-- WRITTEN EXERCISE --
Make an exact copy of all the entries, with the pictures left out.

-- DATASET EXTRACT --
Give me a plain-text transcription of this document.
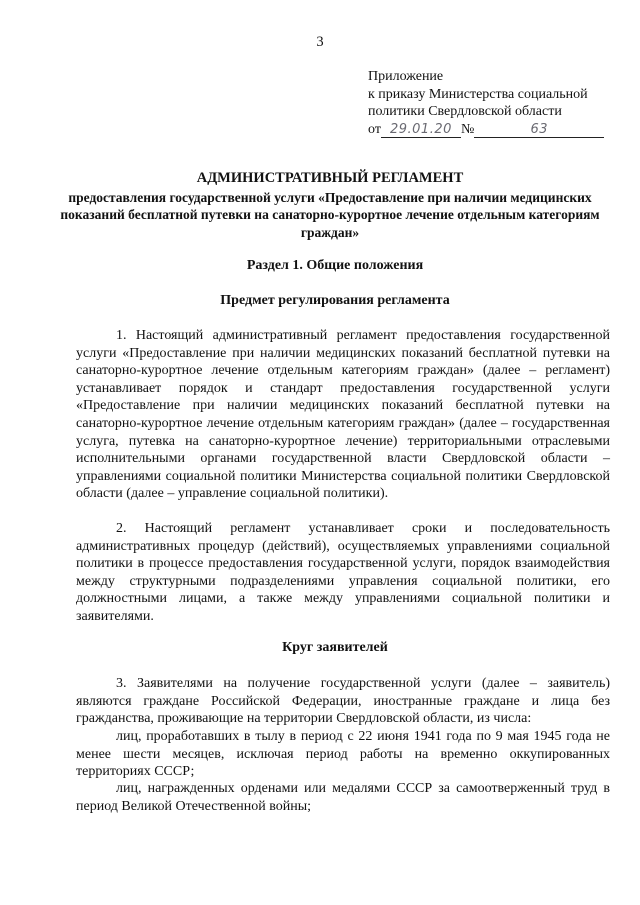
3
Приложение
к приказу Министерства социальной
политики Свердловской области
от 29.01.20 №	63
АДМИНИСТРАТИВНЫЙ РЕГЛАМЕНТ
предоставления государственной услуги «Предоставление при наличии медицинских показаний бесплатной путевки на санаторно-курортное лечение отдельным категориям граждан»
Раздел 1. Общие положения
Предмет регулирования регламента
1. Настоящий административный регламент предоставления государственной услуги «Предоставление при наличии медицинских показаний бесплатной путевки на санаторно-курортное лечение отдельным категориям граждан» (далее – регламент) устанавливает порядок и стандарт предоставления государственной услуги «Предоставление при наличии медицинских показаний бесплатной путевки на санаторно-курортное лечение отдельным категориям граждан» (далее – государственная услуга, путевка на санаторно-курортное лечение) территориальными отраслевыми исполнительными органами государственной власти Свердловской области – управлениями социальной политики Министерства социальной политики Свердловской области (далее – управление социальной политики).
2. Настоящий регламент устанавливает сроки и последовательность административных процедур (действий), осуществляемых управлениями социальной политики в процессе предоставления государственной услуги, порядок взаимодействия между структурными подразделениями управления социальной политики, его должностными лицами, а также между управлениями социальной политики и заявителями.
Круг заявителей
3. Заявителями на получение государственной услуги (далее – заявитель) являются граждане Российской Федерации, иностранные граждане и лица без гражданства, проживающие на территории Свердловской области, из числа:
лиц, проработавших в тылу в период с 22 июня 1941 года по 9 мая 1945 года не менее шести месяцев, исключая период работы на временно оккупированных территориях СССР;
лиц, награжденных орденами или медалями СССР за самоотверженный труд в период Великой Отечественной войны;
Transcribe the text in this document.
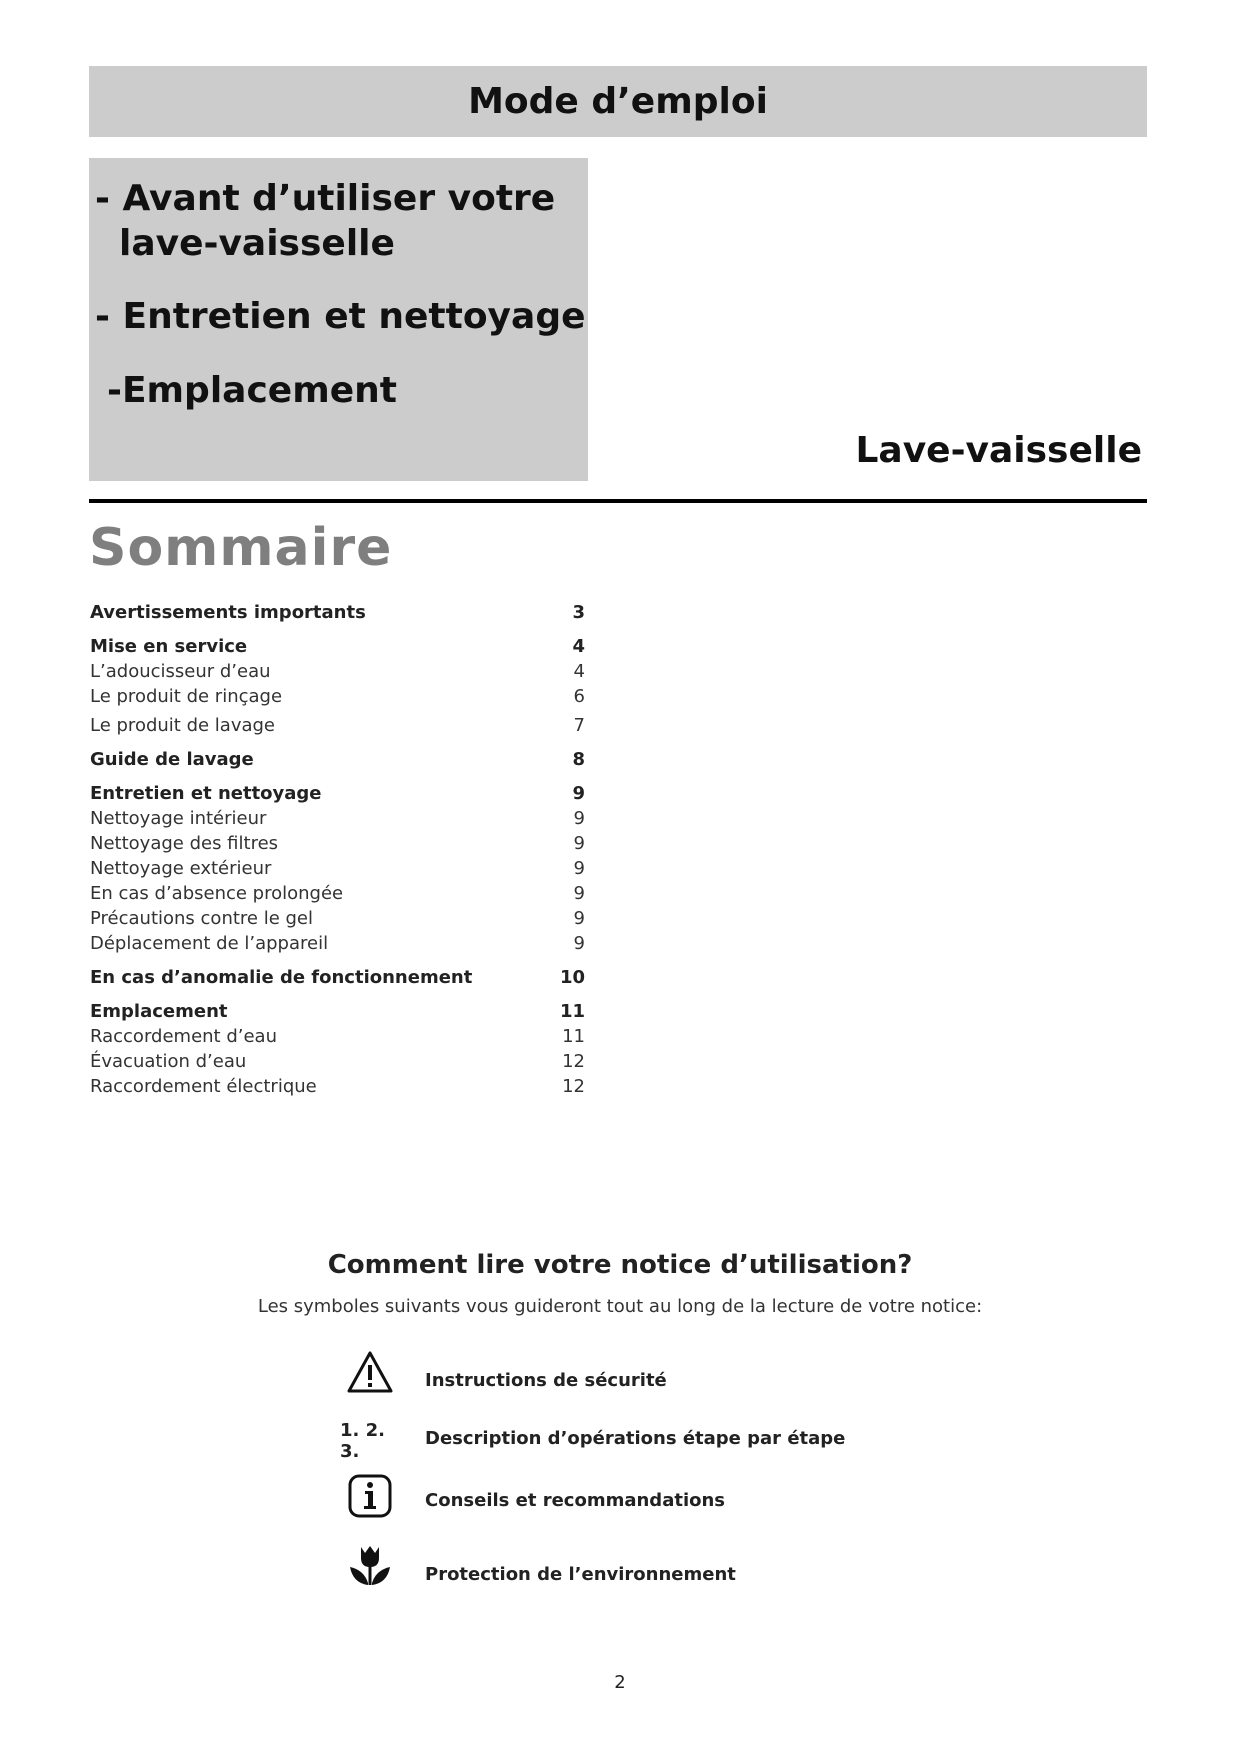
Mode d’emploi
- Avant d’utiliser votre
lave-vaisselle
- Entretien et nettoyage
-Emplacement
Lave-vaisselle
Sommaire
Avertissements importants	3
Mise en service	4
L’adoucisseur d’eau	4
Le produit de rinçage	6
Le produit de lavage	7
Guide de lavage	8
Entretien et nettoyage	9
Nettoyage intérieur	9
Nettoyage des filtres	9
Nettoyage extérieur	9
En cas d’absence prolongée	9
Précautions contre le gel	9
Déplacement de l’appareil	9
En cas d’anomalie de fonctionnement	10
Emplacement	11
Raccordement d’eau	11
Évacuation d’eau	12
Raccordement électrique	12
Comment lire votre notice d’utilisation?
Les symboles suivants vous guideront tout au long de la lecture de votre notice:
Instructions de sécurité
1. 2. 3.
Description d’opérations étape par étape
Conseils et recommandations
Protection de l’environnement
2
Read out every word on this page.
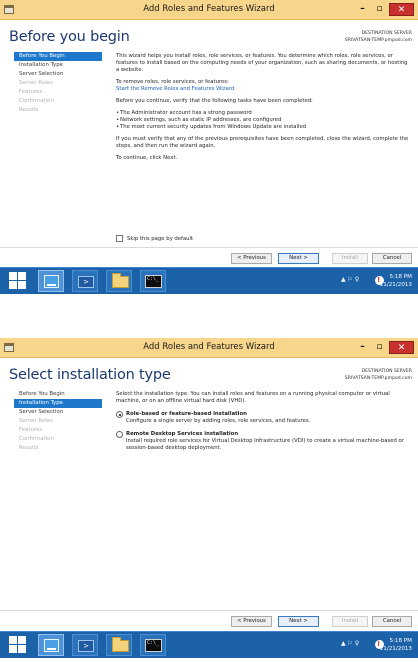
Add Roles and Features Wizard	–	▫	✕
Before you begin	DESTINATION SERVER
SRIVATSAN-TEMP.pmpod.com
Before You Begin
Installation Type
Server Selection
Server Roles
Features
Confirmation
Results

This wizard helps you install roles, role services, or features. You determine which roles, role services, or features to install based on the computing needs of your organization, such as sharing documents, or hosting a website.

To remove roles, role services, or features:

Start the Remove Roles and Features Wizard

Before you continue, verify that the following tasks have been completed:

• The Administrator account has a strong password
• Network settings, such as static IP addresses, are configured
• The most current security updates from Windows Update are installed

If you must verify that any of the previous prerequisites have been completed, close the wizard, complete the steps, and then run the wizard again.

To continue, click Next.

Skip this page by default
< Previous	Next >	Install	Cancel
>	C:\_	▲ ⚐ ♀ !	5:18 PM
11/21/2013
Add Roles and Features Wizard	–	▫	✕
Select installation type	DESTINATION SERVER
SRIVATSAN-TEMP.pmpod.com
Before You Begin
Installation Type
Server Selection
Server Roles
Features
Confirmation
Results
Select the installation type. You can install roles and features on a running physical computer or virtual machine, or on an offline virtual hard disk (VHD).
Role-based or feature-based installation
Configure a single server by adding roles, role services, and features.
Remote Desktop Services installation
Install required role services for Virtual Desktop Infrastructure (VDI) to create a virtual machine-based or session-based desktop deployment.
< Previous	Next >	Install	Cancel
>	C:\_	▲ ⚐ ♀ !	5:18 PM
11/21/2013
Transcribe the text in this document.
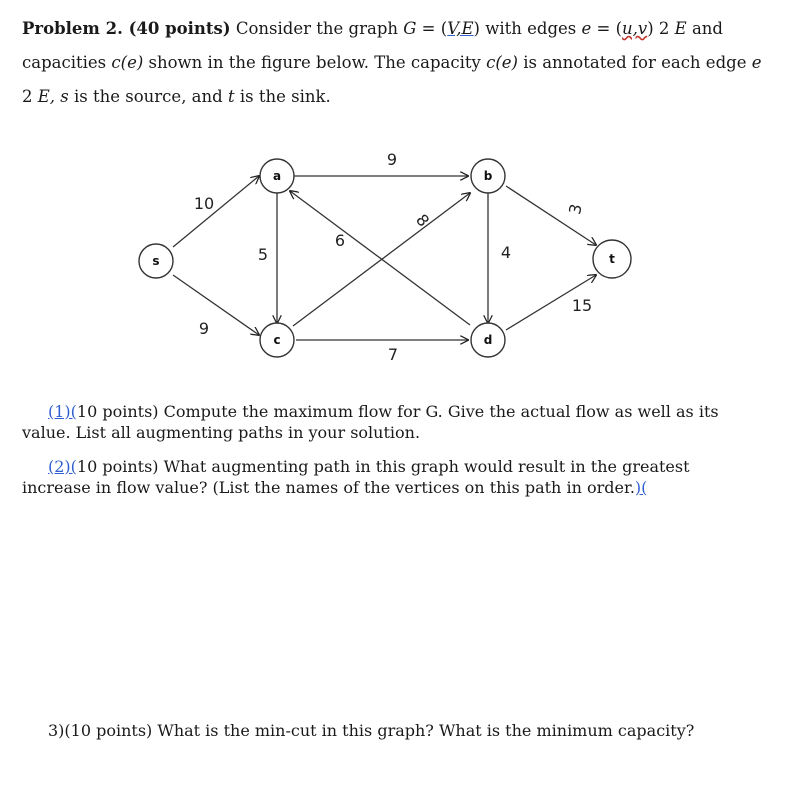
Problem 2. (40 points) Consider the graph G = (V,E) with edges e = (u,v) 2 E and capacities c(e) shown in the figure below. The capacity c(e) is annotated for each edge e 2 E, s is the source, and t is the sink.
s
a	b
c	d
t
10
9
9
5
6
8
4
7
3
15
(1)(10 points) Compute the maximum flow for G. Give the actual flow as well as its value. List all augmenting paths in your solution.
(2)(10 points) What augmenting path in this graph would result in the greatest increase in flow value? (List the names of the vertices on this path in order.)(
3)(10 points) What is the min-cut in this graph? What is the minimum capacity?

-- OUTPUT OF THE EXERCISE --
Give me a plain-text transcription of this document.
3
Приложение
к приказу Министерства социальной
политики Свердловской области
от 29.01.20 №	63
АДМИНИСТРАТИВНЫЙ РЕГЛАМЕНТ
предоставления государственной услуги «Предоставление при наличии медицинских показаний бесплатной путевки на санаторно-курортное лечение отдельным категориям граждан»
Раздел 1. Общие положения
Предмет регулирования регламента
1. Настоящий административный регламент предоставления государственной услуги «Предоставление при наличии медицинских показаний бесплатной путевки на санаторно-курортное лечение отдельным категориям граждан» (далее – регламент) устанавливает порядок и стандарт предоставления государственной услуги «Предоставление при наличии медицинских показаний бесплатной путевки на санаторно-курортное лечение отдельным категориям граждан» (далее – государственная услуга, путевка на санаторно-курортное лечение) территориальными отраслевыми исполнительными органами государственной власти Свердловской области – управлениями социальной политики Министерства социальной политики Свердловской области (далее – управление социальной политики).
2. Настоящий регламент устанавливает сроки и последовательность административных процедур (действий), осуществляемых управлениями социальной политики в процессе предоставления государственной услуги, порядок взаимодействия между структурными подразделениями управления социальной политики, его должностными лицами, а также между управлениями социальной политики и заявителями.
Круг заявителей
3. Заявителями на получение государственной услуги (далее – заявитель) являются граждане Российской Федерации, иностранные граждане и лица без гражданства, проживающие на территории Свердловской области, из числа:
лиц, проработавших в тылу в период с 22 июня 1941 года по 9 мая 1945 года не менее шести месяцев, исключая период работы на временно оккупированных территориях СССР;
лиц, награжденных орденами или медалями СССР за самоотверженный труд в период Великой Отечественной войны;
Transcribe the text in this document.
Mode d’emploi
- Avant d’utiliser votre
lave-vaisselle
- Entretien et nettoyage
-Emplacement
Lave-vaisselle
Sommaire
Avertissements importants	3
Mise en service	4
L’adoucisseur d’eau	4
Le produit de rinçage	6
Le produit de lavage	7
Guide de lavage	8
Entretien et nettoyage	9
Nettoyage intérieur	9
Nettoyage des filtres	9
Nettoyage extérieur	9
En cas d’absence prolongée	9
Précautions contre le gel	9
Déplacement de l’appareil	9
En cas d’anomalie de fonctionnement	10
Emplacement	11
Raccordement d’eau	11
Évacuation d’eau	12
Raccordement électrique	12
Comment lire votre notice d’utilisation?
Les symboles suivants vous guideront tout au long de la lecture de votre notice:
Instructions de sécurité
1. 2. 3.
Description d’opérations étape par étape
Conseils et recommandations
Protection de l’environnement
2
Read out every word on this page.
Add Roles and Features Wizard	–	▫	✕
Before you begin	DESTINATION SERVER
SRIVATSAN-TEMP.pmpod.com
Before You Begin
Installation Type
Server Selection
Server Roles
Features
Confirmation
Results

This wizard helps you install roles, role services, or features. You determine which roles, role services, or features to install based on the computing needs of your organization, such as sharing documents, or hosting a website.

To remove roles, role services, or features:

Start the Remove Roles and Features Wizard

Before you continue, verify that the following tasks have been completed:

• The Administrator account has a strong password
• Network settings, such as static IP addresses, are configured
• The most current security updates from Windows Update are installed

If you must verify that any of the previous prerequisites have been completed, close the wizard, complete the steps, and then run the wizard again.

To continue, click Next.

Skip this page by default
< Previous	Next >	Install	Cancel
>	C:\_	▲ ⚐ ♀ !	5:18 PM
11/21/2013
Add Roles and Features Wizard	–	▫	✕
Select installation type	DESTINATION SERVER
SRIVATSAN-TEMP.pmpod.com
Before You Begin
Installation Type
Server Selection
Server Roles
Features
Confirmation
Results
Select the installation type. You can install roles and features on a running physical computer or virtual machine, or on an offline virtual hard disk (VHD).
Role-based or feature-based installation
Configure a single server by adding roles, role services, and features.
Remote Desktop Services installation
Install required role services for Virtual Desktop Infrastructure (VDI) to create a virtual machine-based or session-based desktop deployment.
< Previous	Next >	Install	Cancel
>	C:\_	▲ ⚐ ♀ !	5:18 PM
11/21/2013
Transcribe the text in this document.
Problem 2. (40 points) Consider the graph G = (V,E) with edges e = (u,v) 2 E and capacities c(e) shown in the figure below. The capacity c(e) is annotated for each edge e 2 E, s is the source, and t is the sink.
s
a	b
c	d
t
10
9
9
5
6
8
4
7
3
15
(1)(10 points) Compute the maximum flow for G. Give the actual flow as well as its value. List all augmenting paths in your solution.
(2)(10 points) What augmenting path in this graph would result in the greatest increase in flow value? (List the names of the vertices on this path in order.)(
3)(10 points) What is the min-cut in this graph? What is the minimum capacity?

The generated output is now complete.